▶ GIVEN EXERCISE: Quote the listing below word for word, line by line, and leave the picture out of your answer.

▶ DATA:
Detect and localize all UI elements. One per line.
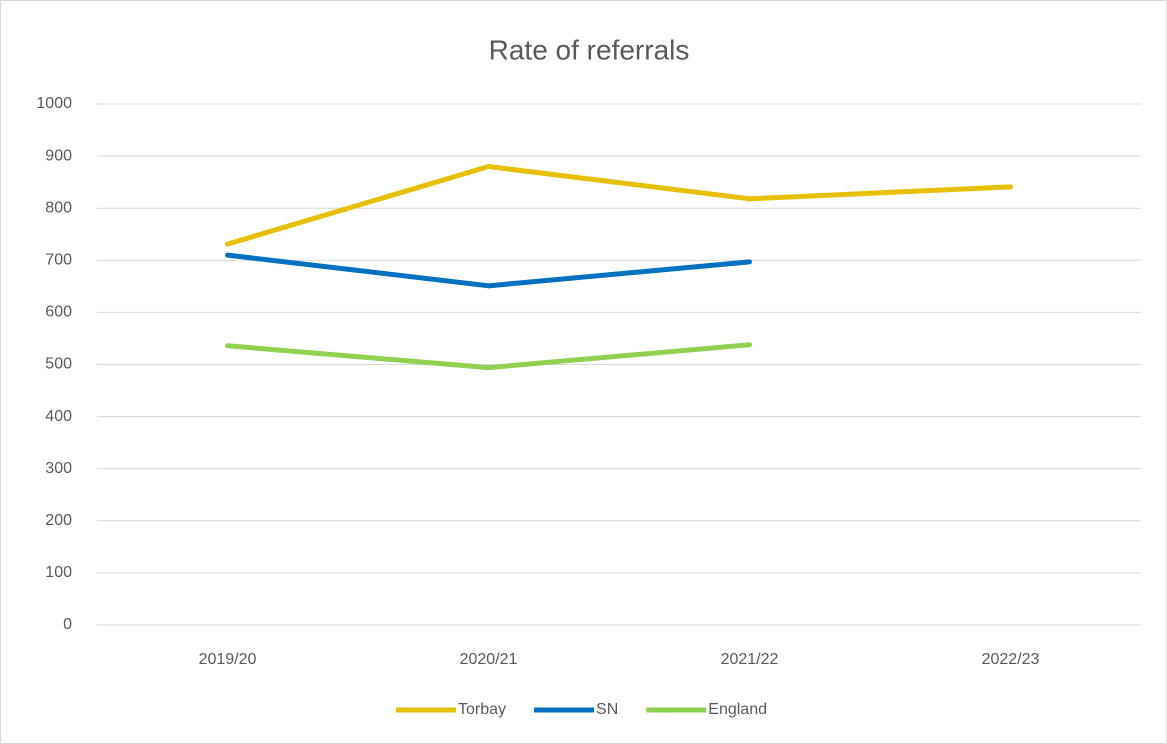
x-tick-label: 2022/23 [982, 651, 1040, 668]
y-tick-label: 300 [45, 460, 72, 477]
x-tick-label: 2020/21 [460, 651, 518, 668]
legend-label: England [708, 701, 767, 718]
y-tick-label: 500 [45, 356, 72, 373]
series-line [225, 342, 752, 371]
y-tick-label: 800 [45, 199, 72, 216]
y-tick-label: 400 [45, 408, 72, 425]
x-tick-label: 2021/22 [721, 651, 779, 668]
legend-label: SN [596, 701, 618, 718]
legend-label: Torbay [458, 701, 506, 718]
chart-title: Rate of referrals [489, 34, 690, 65]
y-tick-label: 200 [45, 512, 72, 529]
y-tick-label: 900 [45, 147, 72, 164]
x-tick-label: 2019/20 [199, 651, 257, 668]
series-line [225, 164, 1013, 247]
y-tick-label: 0 [63, 616, 72, 633]
y-tick-label: 700 [45, 252, 72, 269]
y-tick-label: 1000 [36, 95, 72, 112]
series-line [225, 252, 752, 289]
y-tick-label: 600 [45, 304, 72, 321]
y-tick-label: 100 [45, 564, 72, 581]
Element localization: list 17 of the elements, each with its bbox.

▶ ANSWER TO THIS TASK:
Detect and localize all UI elements. One per line.
x-tick-label: 2022/23 [982, 651, 1040, 668]
y-tick-label: 300 [45, 460, 72, 477]
x-tick-label: 2020/21 [460, 651, 518, 668]
legend-label: England [708, 701, 767, 718]
y-tick-label: 500 [45, 356, 72, 373]
series-line [225, 342, 752, 371]
y-tick-label: 800 [45, 199, 72, 216]
y-tick-label: 400 [45, 408, 72, 425]
x-tick-label: 2021/22 [721, 651, 779, 668]
legend-label: SN [596, 701, 618, 718]
legend-label: Torbay [458, 701, 506, 718]
chart-title: Rate of referrals [489, 34, 690, 65]
y-tick-label: 200 [45, 512, 72, 529]
y-tick-label: 900 [45, 147, 72, 164]
x-tick-label: 2019/20 [199, 651, 257, 668]
series-line [225, 164, 1013, 247]
y-tick-label: 0 [63, 616, 72, 633]
y-tick-label: 700 [45, 252, 72, 269]
y-tick-label: 1000 [36, 95, 72, 112]
series-line [225, 252, 752, 289]
y-tick-label: 600 [45, 304, 72, 321]
y-tick-label: 100 [45, 564, 72, 581]
Element localization: list 17 of the elements, each with its bbox.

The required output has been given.